◆ WHAT THIS TASK INVOLVES:
Reproduce the entire listing word for word.

◆ DATASET ENTRIES:
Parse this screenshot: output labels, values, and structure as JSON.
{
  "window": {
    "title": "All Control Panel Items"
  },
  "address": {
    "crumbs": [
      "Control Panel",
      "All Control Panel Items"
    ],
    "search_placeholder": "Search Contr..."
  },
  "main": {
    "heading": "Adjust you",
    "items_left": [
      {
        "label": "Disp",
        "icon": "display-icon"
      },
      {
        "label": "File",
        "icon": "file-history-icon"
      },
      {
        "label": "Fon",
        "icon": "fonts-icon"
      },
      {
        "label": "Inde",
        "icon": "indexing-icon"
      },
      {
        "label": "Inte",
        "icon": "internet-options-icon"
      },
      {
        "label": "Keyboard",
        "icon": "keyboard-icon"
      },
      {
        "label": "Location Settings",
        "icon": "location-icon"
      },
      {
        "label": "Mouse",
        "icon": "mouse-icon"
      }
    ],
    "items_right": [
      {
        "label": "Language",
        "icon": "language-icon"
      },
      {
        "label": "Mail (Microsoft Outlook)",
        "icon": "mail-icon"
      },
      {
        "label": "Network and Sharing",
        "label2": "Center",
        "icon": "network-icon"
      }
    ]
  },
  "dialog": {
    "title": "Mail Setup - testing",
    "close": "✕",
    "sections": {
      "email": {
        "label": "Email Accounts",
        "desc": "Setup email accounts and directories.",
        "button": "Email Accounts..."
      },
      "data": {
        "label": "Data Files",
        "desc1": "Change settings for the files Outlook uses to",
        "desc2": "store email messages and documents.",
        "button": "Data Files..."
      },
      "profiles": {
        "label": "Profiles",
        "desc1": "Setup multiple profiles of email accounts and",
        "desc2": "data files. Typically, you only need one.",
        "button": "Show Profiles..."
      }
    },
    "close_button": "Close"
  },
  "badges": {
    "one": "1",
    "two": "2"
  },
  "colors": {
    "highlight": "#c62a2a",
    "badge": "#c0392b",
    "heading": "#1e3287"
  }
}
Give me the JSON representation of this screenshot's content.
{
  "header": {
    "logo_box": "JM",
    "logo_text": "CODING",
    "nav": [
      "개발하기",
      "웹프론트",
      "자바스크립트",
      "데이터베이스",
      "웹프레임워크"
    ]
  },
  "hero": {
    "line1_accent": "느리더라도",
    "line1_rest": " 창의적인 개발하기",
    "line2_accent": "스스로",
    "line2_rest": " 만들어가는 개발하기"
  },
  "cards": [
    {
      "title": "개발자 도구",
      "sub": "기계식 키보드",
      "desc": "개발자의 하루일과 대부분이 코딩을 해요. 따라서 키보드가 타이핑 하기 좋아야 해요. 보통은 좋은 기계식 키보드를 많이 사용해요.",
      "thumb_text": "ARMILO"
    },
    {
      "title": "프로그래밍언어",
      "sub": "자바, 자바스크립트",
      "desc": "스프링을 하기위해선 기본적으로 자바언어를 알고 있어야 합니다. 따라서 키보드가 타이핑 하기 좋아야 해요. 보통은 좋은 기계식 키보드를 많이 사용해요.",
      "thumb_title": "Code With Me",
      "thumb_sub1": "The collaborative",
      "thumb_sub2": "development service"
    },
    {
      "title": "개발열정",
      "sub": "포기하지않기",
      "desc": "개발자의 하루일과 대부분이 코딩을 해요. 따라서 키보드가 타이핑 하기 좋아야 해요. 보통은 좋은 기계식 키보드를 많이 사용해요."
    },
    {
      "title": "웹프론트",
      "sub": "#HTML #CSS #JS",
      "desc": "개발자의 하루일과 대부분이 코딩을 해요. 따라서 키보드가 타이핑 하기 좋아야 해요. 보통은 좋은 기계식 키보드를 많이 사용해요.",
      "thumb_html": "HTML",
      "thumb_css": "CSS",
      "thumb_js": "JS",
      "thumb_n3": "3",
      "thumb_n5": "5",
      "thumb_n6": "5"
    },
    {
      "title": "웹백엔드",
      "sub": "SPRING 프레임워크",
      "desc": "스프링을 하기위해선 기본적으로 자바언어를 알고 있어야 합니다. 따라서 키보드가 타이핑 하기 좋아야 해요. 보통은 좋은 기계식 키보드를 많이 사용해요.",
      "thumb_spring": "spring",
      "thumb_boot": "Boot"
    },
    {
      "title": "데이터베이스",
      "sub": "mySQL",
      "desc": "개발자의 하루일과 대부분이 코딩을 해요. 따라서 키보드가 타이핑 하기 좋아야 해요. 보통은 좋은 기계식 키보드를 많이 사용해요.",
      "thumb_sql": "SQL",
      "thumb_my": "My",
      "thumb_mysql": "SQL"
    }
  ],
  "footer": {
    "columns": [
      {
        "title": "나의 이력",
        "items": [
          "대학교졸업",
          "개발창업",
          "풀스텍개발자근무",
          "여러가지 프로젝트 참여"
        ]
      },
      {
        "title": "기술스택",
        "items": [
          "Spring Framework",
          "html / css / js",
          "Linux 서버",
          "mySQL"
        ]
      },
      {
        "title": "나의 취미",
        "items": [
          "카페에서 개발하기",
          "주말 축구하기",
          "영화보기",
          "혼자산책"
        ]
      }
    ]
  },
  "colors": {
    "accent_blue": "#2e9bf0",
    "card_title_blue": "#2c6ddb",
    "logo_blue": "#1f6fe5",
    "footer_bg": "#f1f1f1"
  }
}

◆ RESULT OF THIS EXERCISE:
Parse this screenshot: output labels, values, and structure as JSON.
{
  "window": {
    "title": "All Control Panel Items"
  },
  "address": {
    "crumbs": [
      "Control Panel",
      "All Control Panel Items"
    ],
    "search_placeholder": "Search Contr..."
  },
  "main": {
    "heading": "Adjust you",
    "items_left": [
      {
        "label": "Disp",
        "icon": "display-icon"
      },
      {
        "label": "File",
        "icon": "file-history-icon"
      },
      {
        "label": "Fon",
        "icon": "fonts-icon"
      },
      {
        "label": "Inde",
        "icon": "indexing-icon"
      },
      {
        "label": "Inte",
        "icon": "internet-options-icon"
      },
      {
        "label": "Keyboard",
        "icon": "keyboard-icon"
      },
      {
        "label": "Location Settings",
        "icon": "location-icon"
      },
      {
        "label": "Mouse",
        "icon": "mouse-icon"
      }
    ],
    "items_right": [
      {
        "label": "Language",
        "icon": "language-icon"
      },
      {
        "label": "Mail (Microsoft Outlook)",
        "icon": "mail-icon"
      },
      {
        "label": "Network and Sharing",
        "label2": "Center",
        "icon": "network-icon"
      }
    ]
  },
  "dialog": {
    "title": "Mail Setup - testing",
    "close": "✕",
    "sections": {
      "email": {
        "label": "Email Accounts",
        "desc": "Setup email accounts and directories.",
        "button": "Email Accounts..."
      },
      "data": {
        "label": "Data Files",
        "desc1": "Change settings for the files Outlook uses to",
        "desc2": "store email messages and documents.",
        "button": "Data Files..."
      },
      "profiles": {
        "label": "Profiles",
        "desc1": "Setup multiple profiles of email accounts and",
        "desc2": "data files. Typically, you only need one.",
        "button": "Show Profiles..."
      }
    },
    "close_button": "Close"
  },
  "badges": {
    "one": "1",
    "two": "2"
  },
  "colors": {
    "highlight": "#c62a2a",
    "badge": "#c0392b",
    "heading": "#1e3287"
  }
}
Give me the JSON representation of this screenshot's content.
{
  "header": {
    "logo_box": "JM",
    "logo_text": "CODING",
    "nav": [
      "개발하기",
      "웹프론트",
      "자바스크립트",
      "데이터베이스",
      "웹프레임워크"
    ]
  },
  "hero": {
    "line1_accent": "느리더라도",
    "line1_rest": " 창의적인 개발하기",
    "line2_accent": "스스로",
    "line2_rest": " 만들어가는 개발하기"
  },
  "cards": [
    {
      "title": "개발자 도구",
      "sub": "기계식 키보드",
      "desc": "개발자의 하루일과 대부분이 코딩을 해요. 따라서 키보드가 타이핑 하기 좋아야 해요. 보통은 좋은 기계식 키보드를 많이 사용해요.",
      "thumb_text": "ARMILO"
    },
    {
      "title": "프로그래밍언어",
      "sub": "자바, 자바스크립트",
      "desc": "스프링을 하기위해선 기본적으로 자바언어를 알고 있어야 합니다. 따라서 키보드가 타이핑 하기 좋아야 해요. 보통은 좋은 기계식 키보드를 많이 사용해요.",
      "thumb_title": "Code With Me",
      "thumb_sub1": "The collaborative",
      "thumb_sub2": "development service"
    },
    {
      "title": "개발열정",
      "sub": "포기하지않기",
      "desc": "개발자의 하루일과 대부분이 코딩을 해요. 따라서 키보드가 타이핑 하기 좋아야 해요. 보통은 좋은 기계식 키보드를 많이 사용해요."
    },
    {
      "title": "웹프론트",
      "sub": "#HTML #CSS #JS",
      "desc": "개발자의 하루일과 대부분이 코딩을 해요. 따라서 키보드가 타이핑 하기 좋아야 해요. 보통은 좋은 기계식 키보드를 많이 사용해요.",
      "thumb_html": "HTML",
      "thumb_css": "CSS",
      "thumb_js": "JS",
      "thumb_n3": "3",
      "thumb_n5": "5",
      "thumb_n6": "5"
    },
    {
      "title": "웹백엔드",
      "sub": "SPRING 프레임워크",
      "desc": "스프링을 하기위해선 기본적으로 자바언어를 알고 있어야 합니다. 따라서 키보드가 타이핑 하기 좋아야 해요. 보통은 좋은 기계식 키보드를 많이 사용해요.",
      "thumb_spring": "spring",
      "thumb_boot": "Boot"
    },
    {
      "title": "데이터베이스",
      "sub": "mySQL",
      "desc": "개발자의 하루일과 대부분이 코딩을 해요. 따라서 키보드가 타이핑 하기 좋아야 해요. 보통은 좋은 기계식 키보드를 많이 사용해요.",
      "thumb_sql": "SQL",
      "thumb_my": "My",
      "thumb_mysql": "SQL"
    }
  ],
  "footer": {
    "columns": [
      {
        "title": "나의 이력",
        "items": [
          "대학교졸업",
          "개발창업",
          "풀스텍개발자근무",
          "여러가지 프로젝트 참여"
        ]
      },
      {
        "title": "기술스택",
        "items": [
          "Spring Framework",
          "html / css / js",
          "Linux 서버",
          "mySQL"
        ]
      },
      {
        "title": "나의 취미",
        "items": [
          "카페에서 개발하기",
          "주말 축구하기",
          "영화보기",
          "혼자산책"
        ]
      }
    ]
  },
  "colors": {
    "accent_blue": "#2e9bf0",
    "card_title_blue": "#2c6ddb",
    "logo_blue": "#1f6fe5",
    "footer_bg": "#f1f1f1"
  }
}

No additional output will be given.